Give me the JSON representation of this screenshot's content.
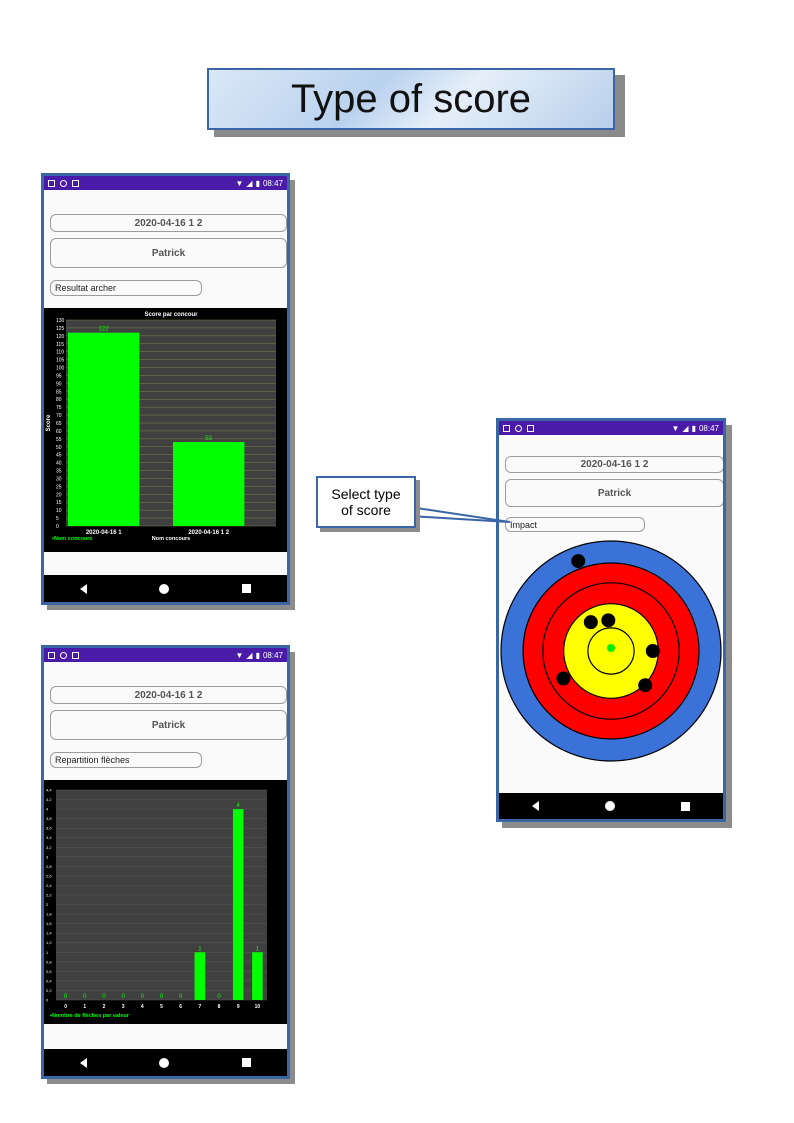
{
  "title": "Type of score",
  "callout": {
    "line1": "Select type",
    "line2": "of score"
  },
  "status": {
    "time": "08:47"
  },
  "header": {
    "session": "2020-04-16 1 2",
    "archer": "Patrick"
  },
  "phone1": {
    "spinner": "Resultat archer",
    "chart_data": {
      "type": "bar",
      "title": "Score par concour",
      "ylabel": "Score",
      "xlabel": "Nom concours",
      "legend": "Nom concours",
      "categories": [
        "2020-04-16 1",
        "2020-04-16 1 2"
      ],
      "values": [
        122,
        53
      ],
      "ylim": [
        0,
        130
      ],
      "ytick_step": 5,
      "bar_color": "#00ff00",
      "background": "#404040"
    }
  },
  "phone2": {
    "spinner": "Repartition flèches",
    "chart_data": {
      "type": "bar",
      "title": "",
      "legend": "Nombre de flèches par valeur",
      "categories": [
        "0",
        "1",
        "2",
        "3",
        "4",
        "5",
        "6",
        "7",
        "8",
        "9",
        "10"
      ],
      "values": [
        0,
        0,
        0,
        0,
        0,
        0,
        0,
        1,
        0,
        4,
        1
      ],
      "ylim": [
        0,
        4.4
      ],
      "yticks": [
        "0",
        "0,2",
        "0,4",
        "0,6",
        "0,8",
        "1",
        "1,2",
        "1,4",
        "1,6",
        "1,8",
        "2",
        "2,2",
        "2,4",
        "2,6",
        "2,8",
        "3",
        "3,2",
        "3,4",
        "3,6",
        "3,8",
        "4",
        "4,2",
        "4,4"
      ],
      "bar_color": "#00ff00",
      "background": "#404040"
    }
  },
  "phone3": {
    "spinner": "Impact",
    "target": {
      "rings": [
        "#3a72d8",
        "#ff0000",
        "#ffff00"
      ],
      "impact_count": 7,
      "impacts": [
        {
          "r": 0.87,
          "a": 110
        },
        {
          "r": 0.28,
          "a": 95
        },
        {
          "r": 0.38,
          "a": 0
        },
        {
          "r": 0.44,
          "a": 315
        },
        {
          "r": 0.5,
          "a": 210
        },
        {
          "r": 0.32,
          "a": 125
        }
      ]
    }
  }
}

[Direction]: Working from the lines above, reproduce the material exactly and exclude its pictures.

[Answer for the task]:
Give me the JSON representation of this screenshot's content.
{
  "title": "Type of score",
  "callout": {
    "line1": "Select type",
    "line2": "of score"
  },
  "status": {
    "time": "08:47"
  },
  "header": {
    "session": "2020-04-16 1 2",
    "archer": "Patrick"
  },
  "phone1": {
    "spinner": "Resultat archer",
    "chart_data": {
      "type": "bar",
      "title": "Score par concour",
      "ylabel": "Score",
      "xlabel": "Nom concours",
      "legend": "Nom concours",
      "categories": [
        "2020-04-16 1",
        "2020-04-16 1 2"
      ],
      "values": [
        122,
        53
      ],
      "ylim": [
        0,
        130
      ],
      "ytick_step": 5,
      "bar_color": "#00ff00",
      "background": "#404040"
    }
  },
  "phone2": {
    "spinner": "Repartition flèches",
    "chart_data": {
      "type": "bar",
      "title": "",
      "legend": "Nombre de flèches par valeur",
      "categories": [
        "0",
        "1",
        "2",
        "3",
        "4",
        "5",
        "6",
        "7",
        "8",
        "9",
        "10"
      ],
      "values": [
        0,
        0,
        0,
        0,
        0,
        0,
        0,
        1,
        0,
        4,
        1
      ],
      "ylim": [
        0,
        4.4
      ],
      "yticks": [
        "0",
        "0,2",
        "0,4",
        "0,6",
        "0,8",
        "1",
        "1,2",
        "1,4",
        "1,6",
        "1,8",
        "2",
        "2,2",
        "2,4",
        "2,6",
        "2,8",
        "3",
        "3,2",
        "3,4",
        "3,6",
        "3,8",
        "4",
        "4,2",
        "4,4"
      ],
      "bar_color": "#00ff00",
      "background": "#404040"
    }
  },
  "phone3": {
    "spinner": "Impact",
    "target": {
      "rings": [
        "#3a72d8",
        "#ff0000",
        "#ffff00"
      ],
      "impact_count": 7,
      "impacts": [
        {
          "r": 0.87,
          "a": 110
        },
        {
          "r": 0.28,
          "a": 95
        },
        {
          "r": 0.38,
          "a": 0
        },
        {
          "r": 0.44,
          "a": 315
        },
        {
          "r": 0.5,
          "a": 210
        },
        {
          "r": 0.32,
          "a": 125
        }
      ]
    }
  }
}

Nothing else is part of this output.